* **Material provided**:

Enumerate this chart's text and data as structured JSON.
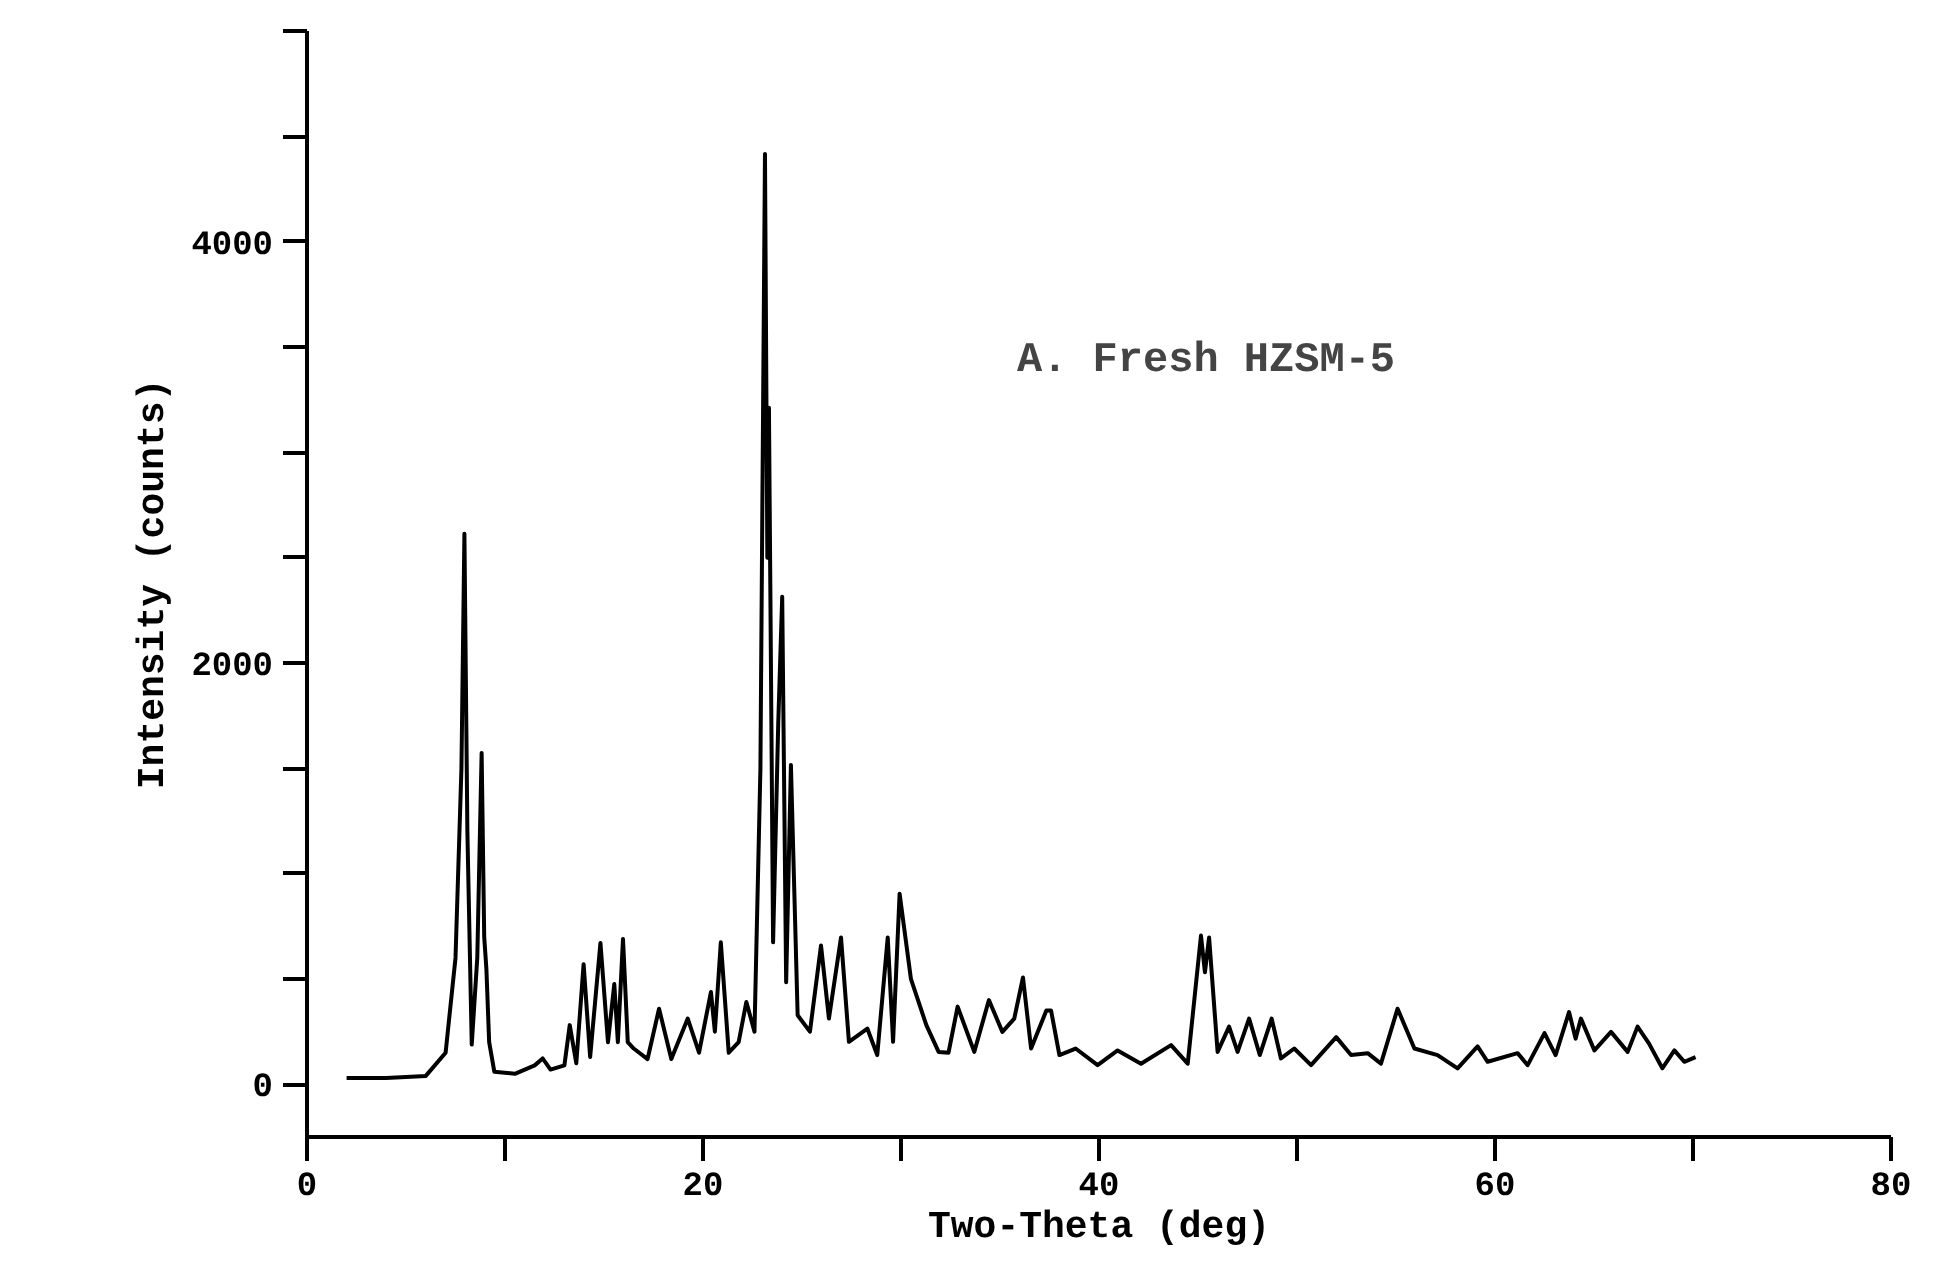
{
  "chart_data": {
    "type": "line",
    "xlabel": "Two-Theta (deg)",
    "ylabel": "Intensity (counts)",
    "annotations": [
      "A. Fresh HZSM-5"
    ],
    "xlim": [
      0,
      80
    ],
    "ylim": [
      -250,
      5000
    ],
    "xticks": [
      0,
      {
        "value": 10,
        "label": null
      },
      20,
      {
        "value": 30,
        "label": null
      },
      40,
      {
        "value": 50,
        "label": null
      },
      60,
      {
        "value": 70,
        "label": null
      },
      80
    ],
    "yticks": [
      0,
      {
        "value": 500,
        "label": null
      },
      {
        "value": 1000,
        "label": null
      },
      {
        "value": 1500,
        "label": null
      },
      2000,
      {
        "value": 2500,
        "label": null
      },
      {
        "value": 3000,
        "label": null
      },
      {
        "value": 3500,
        "label": null
      },
      4000,
      {
        "value": 4500,
        "label": null
      },
      {
        "value": 5000,
        "label": null
      }
    ],
    "grid": false,
    "marker": "none",
    "line_style": "solid",
    "series": [
      {
        "color": "#000000",
        "x": [
          2.0,
          4.0,
          6.0,
          7.0,
          7.5,
          7.8,
          7.95,
          8.1,
          8.32,
          8.6,
          8.82,
          8.95,
          9.06,
          9.2,
          9.46,
          10.5,
          11.5,
          11.9,
          12.3,
          13.0,
          13.27,
          13.6,
          13.97,
          14.3,
          14.82,
          15.2,
          15.52,
          15.7,
          15.96,
          16.2,
          16.5,
          17.2,
          17.78,
          18.4,
          19.23,
          19.8,
          20.4,
          20.6,
          20.9,
          21.3,
          21.8,
          22.19,
          22.6,
          22.9,
          23.13,
          23.25,
          23.33,
          23.54,
          23.8,
          24.0,
          24.2,
          24.44,
          24.78,
          25.4,
          25.96,
          26.36,
          26.97,
          27.37,
          28.3,
          28.8,
          29.33,
          29.6,
          29.93,
          30.5,
          31.28,
          31.9,
          32.4,
          32.86,
          33.7,
          34.44,
          35.12,
          35.72,
          36.16,
          36.57,
          37.34,
          37.58,
          38.0,
          38.82,
          39.93,
          40.94,
          42.12,
          43.64,
          44.48,
          45.15,
          45.35,
          45.56,
          45.99,
          46.57,
          47.0,
          47.58,
          48.12,
          48.72,
          49.19,
          49.86,
          50.71,
          51.98,
          52.73,
          53.57,
          54.24,
          55.08,
          55.93,
          57.1,
          58.11,
          59.12,
          59.63,
          61.14,
          61.65,
          62.5,
          63.06,
          63.74,
          64.07,
          64.34,
          65.02,
          65.86,
          66.7,
          67.2,
          67.78,
          68.45,
          69.06,
          69.56,
          70.13
        ],
        "values": [
          30,
          30,
          40,
          150,
          600,
          1500,
          2613,
          1200,
          189,
          600,
          1573,
          700,
          548,
          200,
          60,
          50,
          90,
          123,
          70,
          90,
          281,
          100,
          570,
          130,
          671,
          200,
          476,
          200,
          690,
          200,
          170,
          120,
          359,
          120,
          312,
          150,
          438,
          250,
          674,
          150,
          200,
          391,
          250,
          1500,
          4416,
          2500,
          3212,
          674,
          1714,
          2314,
          485,
          1516,
          328,
          250,
          659,
          312,
          697,
          202,
          265,
          139,
          697,
          202,
          905,
          501,
          281,
          154,
          150,
          369,
          154,
          400,
          249,
          312,
          507,
          170,
          350,
          350,
          139,
          170,
          91,
          161,
          98,
          186,
          98,
          706,
          532,
          697,
          154,
          274,
          154,
          312,
          139,
          312,
          123,
          170,
          91,
          224,
          139,
          148,
          98,
          359,
          170,
          139,
          76,
          180,
          107,
          148,
          91,
          243,
          139,
          343,
          217,
          312,
          161,
          249,
          154,
          274,
          193,
          76,
          161,
          107,
          129
        ]
      }
    ]
  }
}
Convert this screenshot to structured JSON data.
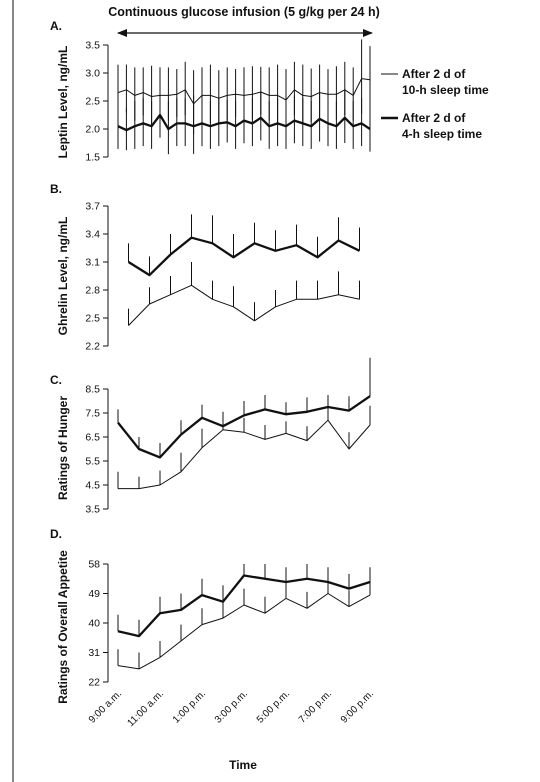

* **Your instructions**: Look through the material above and pick out each line holding the word "this".

* **Solution**:
Enumerate this chart's text and data as structured JSON.
Convert this screenshot to structured JSON data.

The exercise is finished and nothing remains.